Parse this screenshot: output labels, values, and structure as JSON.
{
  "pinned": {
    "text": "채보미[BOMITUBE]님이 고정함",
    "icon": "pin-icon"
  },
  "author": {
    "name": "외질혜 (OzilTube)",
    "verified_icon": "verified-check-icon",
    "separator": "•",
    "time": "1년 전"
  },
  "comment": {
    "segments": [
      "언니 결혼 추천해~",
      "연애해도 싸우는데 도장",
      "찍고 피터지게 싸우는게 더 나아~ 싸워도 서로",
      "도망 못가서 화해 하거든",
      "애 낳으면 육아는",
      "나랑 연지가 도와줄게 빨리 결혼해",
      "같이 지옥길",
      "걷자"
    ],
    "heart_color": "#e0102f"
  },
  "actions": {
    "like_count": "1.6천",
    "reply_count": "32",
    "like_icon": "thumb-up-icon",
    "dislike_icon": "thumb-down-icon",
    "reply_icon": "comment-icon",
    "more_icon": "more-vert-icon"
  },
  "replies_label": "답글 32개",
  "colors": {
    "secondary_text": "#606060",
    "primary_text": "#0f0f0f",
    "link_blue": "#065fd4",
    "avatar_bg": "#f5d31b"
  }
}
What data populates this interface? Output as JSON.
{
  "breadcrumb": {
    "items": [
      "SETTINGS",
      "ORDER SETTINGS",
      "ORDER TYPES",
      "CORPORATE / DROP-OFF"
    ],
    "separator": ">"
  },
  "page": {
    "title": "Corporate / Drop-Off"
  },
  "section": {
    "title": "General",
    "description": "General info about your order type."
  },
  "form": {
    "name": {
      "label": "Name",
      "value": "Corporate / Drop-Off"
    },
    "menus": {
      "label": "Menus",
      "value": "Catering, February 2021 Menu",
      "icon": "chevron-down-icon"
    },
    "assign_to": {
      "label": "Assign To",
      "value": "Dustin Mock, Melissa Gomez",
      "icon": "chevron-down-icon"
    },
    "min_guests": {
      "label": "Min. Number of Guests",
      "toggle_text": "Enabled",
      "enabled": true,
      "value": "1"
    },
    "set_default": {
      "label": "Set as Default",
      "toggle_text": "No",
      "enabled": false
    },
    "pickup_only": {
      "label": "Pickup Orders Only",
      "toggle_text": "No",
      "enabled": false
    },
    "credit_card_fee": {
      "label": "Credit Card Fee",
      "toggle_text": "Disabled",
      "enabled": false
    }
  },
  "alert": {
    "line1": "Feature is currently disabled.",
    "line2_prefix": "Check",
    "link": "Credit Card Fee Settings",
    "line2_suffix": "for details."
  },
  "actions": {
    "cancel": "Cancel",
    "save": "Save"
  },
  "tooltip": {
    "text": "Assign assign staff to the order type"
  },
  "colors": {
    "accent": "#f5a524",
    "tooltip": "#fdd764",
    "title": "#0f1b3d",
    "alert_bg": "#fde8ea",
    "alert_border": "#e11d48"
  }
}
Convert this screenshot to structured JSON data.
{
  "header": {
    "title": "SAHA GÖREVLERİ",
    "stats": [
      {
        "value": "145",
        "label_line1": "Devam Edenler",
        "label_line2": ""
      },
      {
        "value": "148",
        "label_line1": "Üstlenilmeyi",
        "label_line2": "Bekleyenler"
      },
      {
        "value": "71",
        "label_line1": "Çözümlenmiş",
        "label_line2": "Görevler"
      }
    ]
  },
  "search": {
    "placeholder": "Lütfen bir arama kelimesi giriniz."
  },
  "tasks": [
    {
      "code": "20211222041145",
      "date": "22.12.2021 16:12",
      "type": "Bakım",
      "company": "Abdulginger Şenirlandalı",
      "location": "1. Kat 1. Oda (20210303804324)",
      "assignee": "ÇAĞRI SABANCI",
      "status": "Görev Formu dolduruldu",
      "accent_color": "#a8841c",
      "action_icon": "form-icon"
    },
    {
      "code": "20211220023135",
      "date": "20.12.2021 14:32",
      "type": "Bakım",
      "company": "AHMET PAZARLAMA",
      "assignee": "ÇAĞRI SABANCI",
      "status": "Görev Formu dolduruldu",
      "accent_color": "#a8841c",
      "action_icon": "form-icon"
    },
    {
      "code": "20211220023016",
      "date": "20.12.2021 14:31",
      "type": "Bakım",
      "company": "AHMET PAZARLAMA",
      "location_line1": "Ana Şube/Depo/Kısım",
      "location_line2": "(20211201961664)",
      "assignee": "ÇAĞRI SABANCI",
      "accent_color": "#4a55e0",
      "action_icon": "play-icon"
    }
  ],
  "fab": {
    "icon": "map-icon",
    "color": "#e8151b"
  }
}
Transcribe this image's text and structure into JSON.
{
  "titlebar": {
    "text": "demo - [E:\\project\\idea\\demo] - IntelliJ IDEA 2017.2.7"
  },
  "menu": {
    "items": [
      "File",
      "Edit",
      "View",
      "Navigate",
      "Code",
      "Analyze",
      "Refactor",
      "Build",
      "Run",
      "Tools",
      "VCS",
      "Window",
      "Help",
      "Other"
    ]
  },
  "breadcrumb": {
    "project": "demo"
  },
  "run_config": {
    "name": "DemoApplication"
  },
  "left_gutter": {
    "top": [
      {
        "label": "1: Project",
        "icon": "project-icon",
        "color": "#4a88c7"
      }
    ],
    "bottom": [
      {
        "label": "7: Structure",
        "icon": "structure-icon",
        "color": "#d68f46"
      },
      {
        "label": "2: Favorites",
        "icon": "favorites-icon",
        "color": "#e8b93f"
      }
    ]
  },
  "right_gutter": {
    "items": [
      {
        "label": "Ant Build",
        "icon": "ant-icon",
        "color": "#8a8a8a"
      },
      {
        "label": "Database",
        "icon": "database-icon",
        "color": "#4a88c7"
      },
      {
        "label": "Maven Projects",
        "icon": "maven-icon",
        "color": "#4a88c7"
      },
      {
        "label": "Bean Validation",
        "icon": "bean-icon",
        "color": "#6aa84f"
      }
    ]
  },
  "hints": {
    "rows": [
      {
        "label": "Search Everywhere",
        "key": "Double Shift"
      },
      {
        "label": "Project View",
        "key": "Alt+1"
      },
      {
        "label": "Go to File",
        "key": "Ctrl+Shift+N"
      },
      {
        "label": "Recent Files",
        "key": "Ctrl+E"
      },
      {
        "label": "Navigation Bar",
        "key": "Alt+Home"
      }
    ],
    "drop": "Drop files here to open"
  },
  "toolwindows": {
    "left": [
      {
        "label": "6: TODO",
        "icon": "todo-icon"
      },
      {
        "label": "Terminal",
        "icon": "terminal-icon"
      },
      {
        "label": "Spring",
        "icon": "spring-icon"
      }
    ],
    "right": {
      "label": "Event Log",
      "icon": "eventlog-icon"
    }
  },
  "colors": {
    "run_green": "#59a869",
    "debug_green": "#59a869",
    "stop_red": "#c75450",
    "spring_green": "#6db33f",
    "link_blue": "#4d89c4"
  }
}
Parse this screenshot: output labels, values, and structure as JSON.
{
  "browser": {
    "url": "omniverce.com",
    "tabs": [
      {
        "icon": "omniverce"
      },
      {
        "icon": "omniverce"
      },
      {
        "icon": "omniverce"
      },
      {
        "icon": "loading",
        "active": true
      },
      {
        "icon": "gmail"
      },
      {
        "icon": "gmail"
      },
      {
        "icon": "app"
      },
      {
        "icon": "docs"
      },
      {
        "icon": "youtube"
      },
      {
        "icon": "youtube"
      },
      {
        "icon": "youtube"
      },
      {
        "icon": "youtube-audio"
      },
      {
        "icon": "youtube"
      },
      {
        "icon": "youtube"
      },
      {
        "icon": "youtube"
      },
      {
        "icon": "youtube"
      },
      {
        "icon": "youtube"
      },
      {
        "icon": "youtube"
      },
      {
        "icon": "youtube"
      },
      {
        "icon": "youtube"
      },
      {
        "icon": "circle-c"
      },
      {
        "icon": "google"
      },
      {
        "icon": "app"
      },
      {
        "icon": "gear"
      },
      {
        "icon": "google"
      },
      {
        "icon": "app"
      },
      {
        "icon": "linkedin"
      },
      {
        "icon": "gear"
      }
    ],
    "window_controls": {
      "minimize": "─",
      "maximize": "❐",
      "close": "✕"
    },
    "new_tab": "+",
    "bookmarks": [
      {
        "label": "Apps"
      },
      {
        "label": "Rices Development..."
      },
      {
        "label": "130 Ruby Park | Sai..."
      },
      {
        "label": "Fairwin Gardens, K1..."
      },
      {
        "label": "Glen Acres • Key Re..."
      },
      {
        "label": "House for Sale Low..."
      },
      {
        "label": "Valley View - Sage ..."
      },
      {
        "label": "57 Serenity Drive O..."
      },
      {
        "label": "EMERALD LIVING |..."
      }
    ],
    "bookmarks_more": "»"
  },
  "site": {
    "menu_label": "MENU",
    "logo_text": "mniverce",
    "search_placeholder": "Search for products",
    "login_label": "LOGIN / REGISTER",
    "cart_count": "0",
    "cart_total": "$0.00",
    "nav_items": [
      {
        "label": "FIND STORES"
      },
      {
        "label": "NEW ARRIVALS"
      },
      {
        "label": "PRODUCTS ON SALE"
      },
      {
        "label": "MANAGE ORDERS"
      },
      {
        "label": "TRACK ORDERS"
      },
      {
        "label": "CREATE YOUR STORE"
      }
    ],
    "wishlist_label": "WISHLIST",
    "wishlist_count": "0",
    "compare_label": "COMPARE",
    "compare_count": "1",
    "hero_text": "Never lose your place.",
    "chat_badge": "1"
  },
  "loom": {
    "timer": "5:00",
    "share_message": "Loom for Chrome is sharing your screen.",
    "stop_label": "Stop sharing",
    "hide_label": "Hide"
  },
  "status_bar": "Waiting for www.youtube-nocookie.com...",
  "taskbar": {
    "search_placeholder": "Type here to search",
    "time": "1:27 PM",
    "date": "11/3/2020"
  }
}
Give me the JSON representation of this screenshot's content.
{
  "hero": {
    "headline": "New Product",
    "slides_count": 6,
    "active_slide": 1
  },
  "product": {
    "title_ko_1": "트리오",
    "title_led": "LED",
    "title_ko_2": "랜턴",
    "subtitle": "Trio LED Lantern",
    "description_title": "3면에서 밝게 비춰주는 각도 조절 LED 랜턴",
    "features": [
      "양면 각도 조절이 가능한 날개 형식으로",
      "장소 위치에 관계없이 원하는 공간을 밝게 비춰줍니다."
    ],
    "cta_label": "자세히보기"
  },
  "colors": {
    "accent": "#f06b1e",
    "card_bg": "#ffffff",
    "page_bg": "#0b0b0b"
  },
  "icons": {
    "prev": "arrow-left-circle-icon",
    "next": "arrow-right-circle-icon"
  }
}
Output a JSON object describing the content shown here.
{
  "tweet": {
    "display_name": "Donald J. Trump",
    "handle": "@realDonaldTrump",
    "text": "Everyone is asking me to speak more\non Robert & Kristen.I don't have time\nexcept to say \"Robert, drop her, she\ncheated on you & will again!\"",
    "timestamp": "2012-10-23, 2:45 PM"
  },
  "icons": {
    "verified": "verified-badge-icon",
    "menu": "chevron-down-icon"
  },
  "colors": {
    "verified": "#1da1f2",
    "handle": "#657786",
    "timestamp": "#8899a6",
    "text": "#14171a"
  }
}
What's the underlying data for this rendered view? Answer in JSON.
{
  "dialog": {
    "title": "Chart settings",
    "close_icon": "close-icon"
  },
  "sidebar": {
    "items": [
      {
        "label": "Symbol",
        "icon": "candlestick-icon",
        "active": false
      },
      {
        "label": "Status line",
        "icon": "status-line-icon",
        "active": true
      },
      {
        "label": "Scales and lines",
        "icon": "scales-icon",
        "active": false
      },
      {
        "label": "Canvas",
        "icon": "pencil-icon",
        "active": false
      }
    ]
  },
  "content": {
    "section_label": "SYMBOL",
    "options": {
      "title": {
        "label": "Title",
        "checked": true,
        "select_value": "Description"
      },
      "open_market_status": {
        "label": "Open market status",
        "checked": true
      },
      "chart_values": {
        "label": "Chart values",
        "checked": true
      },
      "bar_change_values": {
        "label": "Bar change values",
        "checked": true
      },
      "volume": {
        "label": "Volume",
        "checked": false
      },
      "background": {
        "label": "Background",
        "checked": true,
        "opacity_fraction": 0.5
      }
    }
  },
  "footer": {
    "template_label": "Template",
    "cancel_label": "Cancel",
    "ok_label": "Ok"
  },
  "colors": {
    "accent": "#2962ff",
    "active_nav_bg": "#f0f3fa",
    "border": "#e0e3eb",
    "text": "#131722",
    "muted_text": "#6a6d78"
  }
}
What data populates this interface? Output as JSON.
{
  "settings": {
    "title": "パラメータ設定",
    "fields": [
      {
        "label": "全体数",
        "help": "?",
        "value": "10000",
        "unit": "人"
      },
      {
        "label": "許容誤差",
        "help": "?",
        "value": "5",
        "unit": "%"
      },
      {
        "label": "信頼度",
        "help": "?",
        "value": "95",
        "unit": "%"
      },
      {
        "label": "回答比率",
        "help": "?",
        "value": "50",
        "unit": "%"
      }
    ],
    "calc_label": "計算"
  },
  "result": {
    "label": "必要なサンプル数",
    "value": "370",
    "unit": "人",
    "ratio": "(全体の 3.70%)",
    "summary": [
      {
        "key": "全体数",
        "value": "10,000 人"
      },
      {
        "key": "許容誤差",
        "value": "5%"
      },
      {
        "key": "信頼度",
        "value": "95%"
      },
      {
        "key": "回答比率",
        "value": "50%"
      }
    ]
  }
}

WHAT TO PRODUCE ->
Gather up, from the records above, each line where the word "date" appears.

SOLVED EXERCISE ->
      "date": "22.12.2021 16:12",
      "date": "20.12.2021 14:32",
      "date": "20.12.2021 14:31",
    "date": "11/3/2020"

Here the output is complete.